» **WORK TO COMPLETE**: Transcribe all of the records word for word, but omit the pictures.

» **ENTRIES**:
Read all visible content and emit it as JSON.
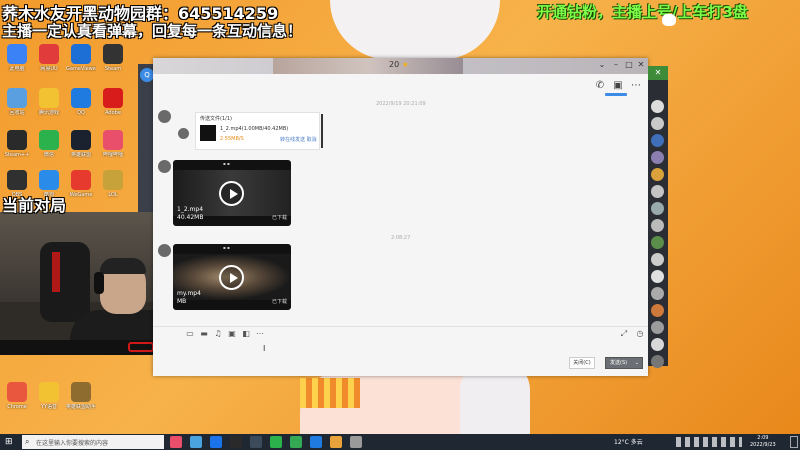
{
  "overlay": {
    "top_line": "荞木水友开黑动物园群：645514259",
    "sub_line": "主播一定认真看弹幕，回复每一条互动信息！",
    "right_line": "开通钻粉，主播上号/上车打3盘",
    "left_label": "当前对局"
  },
  "desktop_icons": [
    {
      "label": "此电脑",
      "color": "#3b82f6"
    },
    {
      "label": "网易UU",
      "color": "#e23b3b"
    },
    {
      "label": "GameViewer",
      "color": "#1d6fd6"
    },
    {
      "label": "Steam",
      "color": "#333333"
    },
    {
      "label": "回收站",
      "color": "#5aa0e0"
    },
    {
      "label": "腾讯游戏",
      "color": "#f2c233"
    },
    {
      "label": "QQ",
      "color": "#1f7be0"
    },
    {
      "label": "Adobe",
      "color": "#d81b1b"
    },
    {
      "label": "Steam++",
      "color": "#2a2a2a"
    },
    {
      "label": "微信",
      "color": "#2bb24c"
    },
    {
      "label": "英雄联盟",
      "color": "#1a2230"
    },
    {
      "label": "哔哩哔哩",
      "color": "#e94f6b"
    },
    {
      "label": "OBS",
      "color": "#303030"
    },
    {
      "label": "酷狗",
      "color": "#2a8ce8"
    },
    {
      "label": "WeGame",
      "color": "#e63a2e"
    },
    {
      "label": "LOL",
      "color": "#c7a13a"
    },
    {
      "label": "Chrome",
      "color": "#e9573f"
    },
    {
      "label": "YY语音",
      "color": "#f2c233"
    },
    {
      "label": "英雄联盟助手",
      "color": "#8e6b2e"
    }
  ],
  "chat": {
    "title": "20",
    "title_star": "★",
    "timestamp1": "2022/9/19 20:21:09",
    "timestamp2": "2:08:27",
    "file_card": {
      "header": "传送文件(1/1)",
      "name": "1_2.mp4(1.00MB/40.42MB)",
      "state": "2.55MB/S",
      "actions": "转在线发送  取消"
    },
    "video1": {
      "name": "1_2.mp4",
      "size": "40.42MB",
      "status": "已下载"
    },
    "video2": {
      "name": "my.mp4",
      "size": "MB",
      "status": "已下载"
    },
    "close_label": "关闭(C)",
    "send_label": "发送(S)",
    "send_arrow": "⌄"
  },
  "taskbar": {
    "search_placeholder": "在这里输入你要搜索的内容",
    "weather": "12°C 多云",
    "time": "2:09",
    "date": "2022/9/23"
  }
}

» **FULL RESPONSE**:
Read all visible content and emit it as JSON.
{
  "overlay": {
    "top_line": "荞木水友开黑动物园群：645514259",
    "sub_line": "主播一定认真看弹幕，回复每一条互动信息！",
    "right_line": "开通钻粉，主播上号/上车打3盘",
    "left_label": "当前对局"
  },
  "desktop_icons": [
    {
      "label": "此电脑",
      "color": "#3b82f6"
    },
    {
      "label": "网易UU",
      "color": "#e23b3b"
    },
    {
      "label": "GameViewer",
      "color": "#1d6fd6"
    },
    {
      "label": "Steam",
      "color": "#333333"
    },
    {
      "label": "回收站",
      "color": "#5aa0e0"
    },
    {
      "label": "腾讯游戏",
      "color": "#f2c233"
    },
    {
      "label": "QQ",
      "color": "#1f7be0"
    },
    {
      "label": "Adobe",
      "color": "#d81b1b"
    },
    {
      "label": "Steam++",
      "color": "#2a2a2a"
    },
    {
      "label": "微信",
      "color": "#2bb24c"
    },
    {
      "label": "英雄联盟",
      "color": "#1a2230"
    },
    {
      "label": "哔哩哔哩",
      "color": "#e94f6b"
    },
    {
      "label": "OBS",
      "color": "#303030"
    },
    {
      "label": "酷狗",
      "color": "#2a8ce8"
    },
    {
      "label": "WeGame",
      "color": "#e63a2e"
    },
    {
      "label": "LOL",
      "color": "#c7a13a"
    },
    {
      "label": "Chrome",
      "color": "#e9573f"
    },
    {
      "label": "YY语音",
      "color": "#f2c233"
    },
    {
      "label": "英雄联盟助手",
      "color": "#8e6b2e"
    }
  ],
  "chat": {
    "title": "20",
    "title_star": "★",
    "timestamp1": "2022/9/19 20:21:09",
    "timestamp2": "2:08:27",
    "file_card": {
      "header": "传送文件(1/1)",
      "name": "1_2.mp4(1.00MB/40.42MB)",
      "state": "2.55MB/S",
      "actions": "转在线发送  取消"
    },
    "video1": {
      "name": "1_2.mp4",
      "size": "40.42MB",
      "status": "已下载"
    },
    "video2": {
      "name": "my.mp4",
      "size": "MB",
      "status": "已下载"
    },
    "close_label": "关闭(C)",
    "send_label": "发送(S)",
    "send_arrow": "⌄"
  },
  "taskbar": {
    "search_placeholder": "在这里输入你要搜索的内容",
    "weather": "12°C 多云",
    "time": "2:09",
    "date": "2022/9/23"
  }
}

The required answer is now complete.